(Extracted records)

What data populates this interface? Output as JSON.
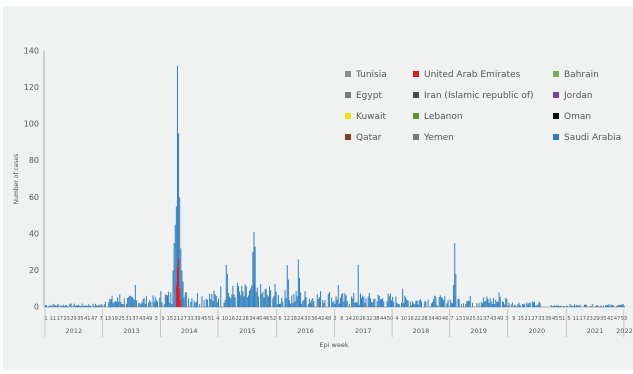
{
  "chart_data": {
    "type": "bar",
    "title": "",
    "ylabel": "Number of cases",
    "xlabel": "Epi week",
    "ylim": [
      0,
      140
    ],
    "yticks": [
      0,
      20,
      40,
      60,
      80,
      100,
      120,
      140
    ],
    "grid": false,
    "legend_position": "top-right",
    "week_tick_labels": [
      "1",
      "11",
      "17",
      "23",
      "29",
      "35",
      "41",
      "47",
      "7",
      "13",
      "19",
      "25",
      "31",
      "37",
      "43",
      "49",
      "3",
      "9",
      "15",
      "21",
      "27",
      "33",
      "39",
      "45",
      "51",
      "4",
      "10",
      "16",
      "22",
      "28",
      "34",
      "40",
      "46",
      "52",
      "6",
      "12",
      "18",
      "24",
      "30",
      "36",
      "42",
      "48",
      "2",
      "8",
      "14",
      "20",
      "26",
      "32",
      "38",
      "44",
      "50",
      "4",
      "10",
      "16",
      "22",
      "28",
      "34",
      "40",
      "46",
      "7",
      "13",
      "19",
      "25",
      "31",
      "37",
      "43",
      "49",
      "3",
      "9",
      "15",
      "21",
      "27",
      "33",
      "39",
      "45",
      "51",
      "5",
      "11",
      "17",
      "23",
      "29",
      "35",
      "41",
      "47",
      "53"
    ],
    "years": [
      "2012",
      "2013",
      "2014",
      "2015",
      "2016",
      "2017",
      "2018",
      "2019",
      "2020",
      "2021",
      "2022"
    ],
    "series": [
      {
        "name": "Tunisia",
        "color": "#8c8c8c",
        "values": []
      },
      {
        "name": "United Arab Emirates",
        "color": "#e31a1c",
        "values": [
          {
            "year": "2014",
            "week": 15,
            "value": 12
          },
          {
            "year": "2014",
            "week": 16,
            "value": 22
          },
          {
            "year": "2014",
            "week": 17,
            "value": 27
          },
          {
            "year": "2014",
            "week": 18,
            "value": 10
          },
          {
            "year": "2014",
            "week": 19,
            "value": 4
          }
        ]
      },
      {
        "name": "Bahrain",
        "color": "#6ab04c",
        "values": []
      },
      {
        "name": "Egypt",
        "color": "#7a7a7a",
        "values": []
      },
      {
        "name": "Iran (Islamic republic of)",
        "color": "#4a4a4a",
        "values": []
      },
      {
        "name": "Jordan",
        "color": "#7b3fa0",
        "values": []
      },
      {
        "name": "Kuwait",
        "color": "#f2e205",
        "values": []
      },
      {
        "name": "Lebanon",
        "color": "#4d9a2a",
        "values": []
      },
      {
        "name": "Oman",
        "color": "#111111",
        "values": []
      },
      {
        "name": "Qatar",
        "color": "#8b3a1a",
        "values": []
      },
      {
        "name": "Yemen",
        "color": "#777777",
        "values": []
      },
      {
        "name": "Saudi Arabia",
        "color": "#2e7fc1",
        "values": [
          {
            "year": "2013",
            "week": 16,
            "value": 7
          },
          {
            "year": "2013",
            "week": 30,
            "value": 12
          },
          {
            "year": "2014",
            "week": 12,
            "value": 20
          },
          {
            "year": "2014",
            "week": 15,
            "value": 55
          },
          {
            "year": "2014",
            "week": 16,
            "value": 132
          },
          {
            "year": "2014",
            "week": 17,
            "value": 95
          },
          {
            "year": "2014",
            "week": 18,
            "value": 60
          },
          {
            "year": "2014",
            "week": 19,
            "value": 32
          },
          {
            "year": "2014",
            "week": 20,
            "value": 20
          },
          {
            "year": "2015",
            "week": 8,
            "value": 23
          },
          {
            "year": "2015",
            "week": 18,
            "value": 13
          },
          {
            "year": "2015",
            "week": 33,
            "value": 41
          },
          {
            "year": "2016",
            "week": 10,
            "value": 23
          },
          {
            "year": "2016",
            "week": 20,
            "value": 26
          },
          {
            "year": "2017",
            "week": 4,
            "value": 12
          },
          {
            "year": "2017",
            "week": 22,
            "value": 23
          },
          {
            "year": "2018",
            "week": 10,
            "value": 10
          },
          {
            "year": "2019",
            "week": 5,
            "value": 35
          },
          {
            "year": "2019",
            "week": 45,
            "value": 8
          }
        ]
      }
    ]
  }
}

- **Task prompt**: Give only the number of lines in the entries that contain "name".

- **Answer for the task**: 12